# PROVIDED INFORMATION
___

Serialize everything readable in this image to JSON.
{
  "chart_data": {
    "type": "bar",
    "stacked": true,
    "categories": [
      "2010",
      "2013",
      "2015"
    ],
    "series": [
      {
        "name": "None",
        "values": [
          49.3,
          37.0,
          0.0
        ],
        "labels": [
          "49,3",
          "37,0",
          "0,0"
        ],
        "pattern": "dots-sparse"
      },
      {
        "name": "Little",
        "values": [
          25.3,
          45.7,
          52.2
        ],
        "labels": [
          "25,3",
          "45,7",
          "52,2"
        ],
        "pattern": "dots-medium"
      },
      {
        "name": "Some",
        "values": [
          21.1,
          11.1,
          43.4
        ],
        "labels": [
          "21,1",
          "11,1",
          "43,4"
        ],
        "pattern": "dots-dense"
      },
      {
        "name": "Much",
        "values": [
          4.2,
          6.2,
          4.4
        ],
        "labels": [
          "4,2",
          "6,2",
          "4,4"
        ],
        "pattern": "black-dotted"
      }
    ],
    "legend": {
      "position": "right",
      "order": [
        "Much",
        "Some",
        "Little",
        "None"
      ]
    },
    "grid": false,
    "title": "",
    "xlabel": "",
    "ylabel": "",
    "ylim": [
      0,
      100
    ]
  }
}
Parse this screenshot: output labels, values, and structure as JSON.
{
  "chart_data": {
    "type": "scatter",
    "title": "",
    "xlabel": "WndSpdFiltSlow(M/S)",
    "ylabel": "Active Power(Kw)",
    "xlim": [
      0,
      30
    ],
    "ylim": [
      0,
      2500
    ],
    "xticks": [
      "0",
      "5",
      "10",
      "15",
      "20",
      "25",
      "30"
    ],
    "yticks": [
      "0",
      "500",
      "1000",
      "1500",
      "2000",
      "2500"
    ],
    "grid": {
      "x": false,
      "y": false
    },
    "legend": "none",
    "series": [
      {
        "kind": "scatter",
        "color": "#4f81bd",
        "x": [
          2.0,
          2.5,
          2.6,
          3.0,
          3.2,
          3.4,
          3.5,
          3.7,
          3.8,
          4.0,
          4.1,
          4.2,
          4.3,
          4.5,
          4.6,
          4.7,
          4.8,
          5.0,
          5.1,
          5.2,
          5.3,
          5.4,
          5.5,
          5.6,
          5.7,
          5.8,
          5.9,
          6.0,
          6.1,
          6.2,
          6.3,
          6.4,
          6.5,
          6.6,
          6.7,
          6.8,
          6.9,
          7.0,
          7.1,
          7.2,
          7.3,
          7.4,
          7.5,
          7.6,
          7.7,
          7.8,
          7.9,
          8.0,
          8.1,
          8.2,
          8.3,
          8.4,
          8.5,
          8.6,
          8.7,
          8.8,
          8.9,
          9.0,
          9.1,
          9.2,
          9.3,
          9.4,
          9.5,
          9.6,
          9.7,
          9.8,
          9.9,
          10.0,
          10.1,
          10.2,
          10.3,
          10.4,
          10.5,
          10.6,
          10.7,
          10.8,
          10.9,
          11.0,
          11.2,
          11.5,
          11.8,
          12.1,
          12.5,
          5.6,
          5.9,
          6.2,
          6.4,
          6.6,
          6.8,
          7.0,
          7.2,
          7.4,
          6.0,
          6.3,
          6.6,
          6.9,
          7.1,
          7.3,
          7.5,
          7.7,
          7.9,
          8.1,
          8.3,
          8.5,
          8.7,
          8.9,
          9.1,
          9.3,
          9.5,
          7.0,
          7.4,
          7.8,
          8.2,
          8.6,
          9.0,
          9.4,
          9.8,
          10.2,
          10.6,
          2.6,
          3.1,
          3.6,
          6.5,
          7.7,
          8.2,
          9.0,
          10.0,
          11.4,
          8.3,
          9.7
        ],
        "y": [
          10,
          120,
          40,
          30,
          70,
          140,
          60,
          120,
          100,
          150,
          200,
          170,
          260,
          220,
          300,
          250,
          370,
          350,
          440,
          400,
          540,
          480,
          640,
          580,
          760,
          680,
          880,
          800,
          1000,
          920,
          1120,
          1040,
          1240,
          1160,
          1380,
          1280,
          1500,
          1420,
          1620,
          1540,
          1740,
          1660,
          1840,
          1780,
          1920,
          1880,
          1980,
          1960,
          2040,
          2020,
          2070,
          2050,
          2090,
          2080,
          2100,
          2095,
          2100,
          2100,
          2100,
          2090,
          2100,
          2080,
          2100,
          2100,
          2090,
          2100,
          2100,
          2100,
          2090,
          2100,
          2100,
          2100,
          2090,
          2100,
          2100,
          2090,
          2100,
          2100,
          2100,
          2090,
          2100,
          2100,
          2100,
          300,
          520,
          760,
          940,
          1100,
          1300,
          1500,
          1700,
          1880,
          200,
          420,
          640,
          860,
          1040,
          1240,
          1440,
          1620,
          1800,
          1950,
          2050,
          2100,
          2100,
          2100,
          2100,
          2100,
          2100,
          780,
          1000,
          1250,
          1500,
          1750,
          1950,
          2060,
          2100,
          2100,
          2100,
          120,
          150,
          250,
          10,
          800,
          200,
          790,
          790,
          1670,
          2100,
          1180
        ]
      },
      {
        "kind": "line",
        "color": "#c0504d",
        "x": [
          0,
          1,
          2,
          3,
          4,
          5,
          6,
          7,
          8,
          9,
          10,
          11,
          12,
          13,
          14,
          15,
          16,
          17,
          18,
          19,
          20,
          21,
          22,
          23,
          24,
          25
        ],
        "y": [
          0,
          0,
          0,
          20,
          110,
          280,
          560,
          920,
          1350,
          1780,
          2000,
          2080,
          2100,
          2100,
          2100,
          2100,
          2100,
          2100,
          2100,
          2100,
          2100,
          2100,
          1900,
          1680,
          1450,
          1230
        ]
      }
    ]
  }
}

___

# PROBLEM STATEMENT
Repeat all the entries word for word.

# CORRECT RESULT
Serialize everything readable in this image to JSON.
{
  "chart_data": {
    "type": "bar",
    "stacked": true,
    "categories": [
      "2010",
      "2013",
      "2015"
    ],
    "series": [
      {
        "name": "None",
        "values": [
          49.3,
          37.0,
          0.0
        ],
        "labels": [
          "49,3",
          "37,0",
          "0,0"
        ],
        "pattern": "dots-sparse"
      },
      {
        "name": "Little",
        "values": [
          25.3,
          45.7,
          52.2
        ],
        "labels": [
          "25,3",
          "45,7",
          "52,2"
        ],
        "pattern": "dots-medium"
      },
      {
        "name": "Some",
        "values": [
          21.1,
          11.1,
          43.4
        ],
        "labels": [
          "21,1",
          "11,1",
          "43,4"
        ],
        "pattern": "dots-dense"
      },
      {
        "name": "Much",
        "values": [
          4.2,
          6.2,
          4.4
        ],
        "labels": [
          "4,2",
          "6,2",
          "4,4"
        ],
        "pattern": "black-dotted"
      }
    ],
    "legend": {
      "position": "right",
      "order": [
        "Much",
        "Some",
        "Little",
        "None"
      ]
    },
    "grid": false,
    "title": "",
    "xlabel": "",
    "ylabel": "",
    "ylim": [
      0,
      100
    ]
  }
}
Parse this screenshot: output labels, values, and structure as JSON.
{
  "chart_data": {
    "type": "scatter",
    "title": "",
    "xlabel": "WndSpdFiltSlow(M/S)",
    "ylabel": "Active Power(Kw)",
    "xlim": [
      0,
      30
    ],
    "ylim": [
      0,
      2500
    ],
    "xticks": [
      "0",
      "5",
      "10",
      "15",
      "20",
      "25",
      "30"
    ],
    "yticks": [
      "0",
      "500",
      "1000",
      "1500",
      "2000",
      "2500"
    ],
    "grid": {
      "x": false,
      "y": false
    },
    "legend": "none",
    "series": [
      {
        "kind": "scatter",
        "color": "#4f81bd",
        "x": [
          2.0,
          2.5,
          2.6,
          3.0,
          3.2,
          3.4,
          3.5,
          3.7,
          3.8,
          4.0,
          4.1,
          4.2,
          4.3,
          4.5,
          4.6,
          4.7,
          4.8,
          5.0,
          5.1,
          5.2,
          5.3,
          5.4,
          5.5,
          5.6,
          5.7,
          5.8,
          5.9,
          6.0,
          6.1,
          6.2,
          6.3,
          6.4,
          6.5,
          6.6,
          6.7,
          6.8,
          6.9,
          7.0,
          7.1,
          7.2,
          7.3,
          7.4,
          7.5,
          7.6,
          7.7,
          7.8,
          7.9,
          8.0,
          8.1,
          8.2,
          8.3,
          8.4,
          8.5,
          8.6,
          8.7,
          8.8,
          8.9,
          9.0,
          9.1,
          9.2,
          9.3,
          9.4,
          9.5,
          9.6,
          9.7,
          9.8,
          9.9,
          10.0,
          10.1,
          10.2,
          10.3,
          10.4,
          10.5,
          10.6,
          10.7,
          10.8,
          10.9,
          11.0,
          11.2,
          11.5,
          11.8,
          12.1,
          12.5,
          5.6,
          5.9,
          6.2,
          6.4,
          6.6,
          6.8,
          7.0,
          7.2,
          7.4,
          6.0,
          6.3,
          6.6,
          6.9,
          7.1,
          7.3,
          7.5,
          7.7,
          7.9,
          8.1,
          8.3,
          8.5,
          8.7,
          8.9,
          9.1,
          9.3,
          9.5,
          7.0,
          7.4,
          7.8,
          8.2,
          8.6,
          9.0,
          9.4,
          9.8,
          10.2,
          10.6,
          2.6,
          3.1,
          3.6,
          6.5,
          7.7,
          8.2,
          9.0,
          10.0,
          11.4,
          8.3,
          9.7
        ],
        "y": [
          10,
          120,
          40,
          30,
          70,
          140,
          60,
          120,
          100,
          150,
          200,
          170,
          260,
          220,
          300,
          250,
          370,
          350,
          440,
          400,
          540,
          480,
          640,
          580,
          760,
          680,
          880,
          800,
          1000,
          920,
          1120,
          1040,
          1240,
          1160,
          1380,
          1280,
          1500,
          1420,
          1620,
          1540,
          1740,
          1660,
          1840,
          1780,
          1920,
          1880,
          1980,
          1960,
          2040,
          2020,
          2070,
          2050,
          2090,
          2080,
          2100,
          2095,
          2100,
          2100,
          2100,
          2090,
          2100,
          2080,
          2100,
          2100,
          2090,
          2100,
          2100,
          2100,
          2090,
          2100,
          2100,
          2100,
          2090,
          2100,
          2100,
          2090,
          2100,
          2100,
          2100,
          2090,
          2100,
          2100,
          2100,
          300,
          520,
          760,
          940,
          1100,
          1300,
          1500,
          1700,
          1880,
          200,
          420,
          640,
          860,
          1040,
          1240,
          1440,
          1620,
          1800,
          1950,
          2050,
          2100,
          2100,
          2100,
          2100,
          2100,
          2100,
          780,
          1000,
          1250,
          1500,
          1750,
          1950,
          2060,
          2100,
          2100,
          2100,
          120,
          150,
          250,
          10,
          800,
          200,
          790,
          790,
          1670,
          2100,
          1180
        ]
      },
      {
        "kind": "line",
        "color": "#c0504d",
        "x": [
          0,
          1,
          2,
          3,
          4,
          5,
          6,
          7,
          8,
          9,
          10,
          11,
          12,
          13,
          14,
          15,
          16,
          17,
          18,
          19,
          20,
          21,
          22,
          23,
          24,
          25
        ],
        "y": [
          0,
          0,
          0,
          20,
          110,
          280,
          560,
          920,
          1350,
          1780,
          2000,
          2080,
          2100,
          2100,
          2100,
          2100,
          2100,
          2100,
          2100,
          2100,
          2100,
          2100,
          1900,
          1680,
          1450,
          1230
        ]
      }
    ]
  }
}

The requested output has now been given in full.